----- Data for the task -----

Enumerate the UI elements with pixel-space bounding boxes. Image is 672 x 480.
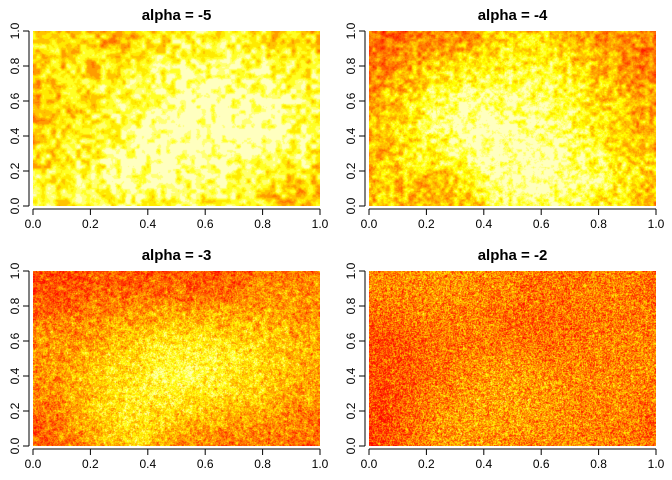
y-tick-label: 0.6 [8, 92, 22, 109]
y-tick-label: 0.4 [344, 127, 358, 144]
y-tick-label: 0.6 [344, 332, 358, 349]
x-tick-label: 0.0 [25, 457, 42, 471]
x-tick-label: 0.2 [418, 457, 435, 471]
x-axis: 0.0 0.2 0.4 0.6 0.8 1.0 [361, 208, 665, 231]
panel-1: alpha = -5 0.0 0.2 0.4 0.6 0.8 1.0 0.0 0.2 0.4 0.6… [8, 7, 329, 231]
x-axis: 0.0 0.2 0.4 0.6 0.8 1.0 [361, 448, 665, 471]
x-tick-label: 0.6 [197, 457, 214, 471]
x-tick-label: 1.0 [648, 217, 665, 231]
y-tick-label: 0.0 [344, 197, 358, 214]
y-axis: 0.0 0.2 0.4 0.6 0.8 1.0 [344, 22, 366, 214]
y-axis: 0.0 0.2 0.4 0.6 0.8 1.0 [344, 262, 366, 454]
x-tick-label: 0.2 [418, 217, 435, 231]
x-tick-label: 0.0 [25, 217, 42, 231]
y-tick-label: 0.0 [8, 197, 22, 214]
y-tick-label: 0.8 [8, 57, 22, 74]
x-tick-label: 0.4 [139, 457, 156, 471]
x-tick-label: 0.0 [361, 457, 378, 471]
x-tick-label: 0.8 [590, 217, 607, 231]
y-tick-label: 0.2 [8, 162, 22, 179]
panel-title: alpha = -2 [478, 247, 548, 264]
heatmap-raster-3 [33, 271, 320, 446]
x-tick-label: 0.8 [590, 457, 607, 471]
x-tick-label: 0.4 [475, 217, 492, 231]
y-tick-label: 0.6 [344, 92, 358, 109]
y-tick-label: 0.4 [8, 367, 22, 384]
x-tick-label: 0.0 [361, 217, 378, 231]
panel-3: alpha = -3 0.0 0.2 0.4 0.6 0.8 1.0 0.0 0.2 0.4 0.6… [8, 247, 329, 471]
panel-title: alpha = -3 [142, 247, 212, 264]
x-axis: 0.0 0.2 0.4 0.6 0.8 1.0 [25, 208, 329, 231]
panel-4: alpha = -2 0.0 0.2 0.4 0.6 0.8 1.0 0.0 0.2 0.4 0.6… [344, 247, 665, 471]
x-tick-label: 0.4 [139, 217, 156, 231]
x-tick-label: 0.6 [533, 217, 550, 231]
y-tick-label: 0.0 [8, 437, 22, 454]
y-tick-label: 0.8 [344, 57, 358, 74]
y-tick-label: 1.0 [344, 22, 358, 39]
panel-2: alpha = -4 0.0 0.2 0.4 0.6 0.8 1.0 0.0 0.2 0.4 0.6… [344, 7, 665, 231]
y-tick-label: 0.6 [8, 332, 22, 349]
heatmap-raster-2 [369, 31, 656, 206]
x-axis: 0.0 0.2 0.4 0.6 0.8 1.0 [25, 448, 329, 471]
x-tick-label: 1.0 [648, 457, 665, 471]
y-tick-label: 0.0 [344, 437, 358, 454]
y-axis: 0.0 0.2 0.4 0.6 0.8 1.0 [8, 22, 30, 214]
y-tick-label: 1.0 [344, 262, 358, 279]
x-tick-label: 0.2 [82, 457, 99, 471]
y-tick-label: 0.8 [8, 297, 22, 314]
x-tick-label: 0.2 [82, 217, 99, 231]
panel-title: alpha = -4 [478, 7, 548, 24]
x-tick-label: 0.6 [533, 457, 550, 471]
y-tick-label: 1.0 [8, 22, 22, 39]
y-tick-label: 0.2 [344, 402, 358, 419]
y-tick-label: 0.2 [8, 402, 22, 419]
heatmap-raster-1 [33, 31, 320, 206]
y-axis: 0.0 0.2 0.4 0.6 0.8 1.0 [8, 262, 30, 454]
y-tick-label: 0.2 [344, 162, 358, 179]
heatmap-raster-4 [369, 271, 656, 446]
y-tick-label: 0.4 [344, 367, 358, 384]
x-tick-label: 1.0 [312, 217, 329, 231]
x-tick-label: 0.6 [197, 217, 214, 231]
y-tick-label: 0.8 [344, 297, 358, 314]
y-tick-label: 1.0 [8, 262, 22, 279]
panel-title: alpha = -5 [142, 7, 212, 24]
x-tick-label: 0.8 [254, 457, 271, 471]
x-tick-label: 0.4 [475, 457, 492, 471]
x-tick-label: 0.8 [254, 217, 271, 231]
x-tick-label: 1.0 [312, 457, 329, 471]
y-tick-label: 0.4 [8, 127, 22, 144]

-----

> [Task instructions]:
Reproduce the lines of the material above, from the line holding "y-tick-label: 0.6 [8, 92, 22, 109]" through the line holding "y-tick-label: 0.8 [344, 57, 358, 74]", inclusive, substituting "subplot-title" for "panel-title" and leaving everything else unchanged.

> [Exercise response]:
y-tick-label: 0.6 [8, 92, 22, 109]
y-tick-label: 0.4 [344, 127, 358, 144]
y-tick-label: 0.6 [344, 332, 358, 349]
x-tick-label: 0.0 [25, 457, 42, 471]
x-tick-label: 0.2 [418, 457, 435, 471]
x-axis: 0.0 0.2 0.4 0.6 0.8 1.0 [361, 208, 665, 231]
panel-1: alpha = -5 0.0 0.2 0.4 0.6 0.8 1.0 0.0 0.2 0.4 0.6… [8, 7, 329, 231]
x-axis: 0.0 0.2 0.4 0.6 0.8 1.0 [361, 448, 665, 471]
x-tick-label: 0.6 [197, 457, 214, 471]
x-tick-label: 1.0 [648, 217, 665, 231]
y-tick-label: 0.0 [344, 197, 358, 214]
y-axis: 0.0 0.2 0.4 0.6 0.8 1.0 [344, 22, 366, 214]
y-axis: 0.0 0.2 0.4 0.6 0.8 1.0 [344, 262, 366, 454]
x-tick-label: 0.2 [418, 217, 435, 231]
x-tick-label: 0.0 [25, 217, 42, 231]
y-tick-label: 0.0 [8, 197, 22, 214]
y-tick-label: 0.8 [8, 57, 22, 74]
x-tick-label: 0.4 [139, 457, 156, 471]
x-tick-label: 0.0 [361, 457, 378, 471]
x-tick-label: 0.8 [590, 217, 607, 231]
y-tick-label: 0.2 [8, 162, 22, 179]
subplot-title: alpha = -2 [478, 247, 548, 264]
heatmap-raster-3 [33, 271, 320, 446]
x-tick-label: 0.8 [590, 457, 607, 471]
x-tick-label: 0.4 [475, 217, 492, 231]
y-tick-label: 0.6 [344, 92, 358, 109]
y-tick-label: 0.4 [8, 367, 22, 384]
x-tick-label: 0.0 [361, 217, 378, 231]
panel-3: alpha = -3 0.0 0.2 0.4 0.6 0.8 1.0 0.0 0.2 0.4 0.6… [8, 247, 329, 471]
subplot-title: alpha = -3 [142, 247, 212, 264]
x-axis: 0.0 0.2 0.4 0.6 0.8 1.0 [25, 208, 329, 231]
panel-4: alpha = -2 0.0 0.2 0.4 0.6 0.8 1.0 0.0 0.2 0.4 0.6… [344, 247, 665, 471]
x-tick-label: 0.4 [139, 217, 156, 231]
x-tick-label: 0.6 [533, 217, 550, 231]
y-tick-label: 0.0 [8, 437, 22, 454]
y-tick-label: 0.8 [344, 57, 358, 74]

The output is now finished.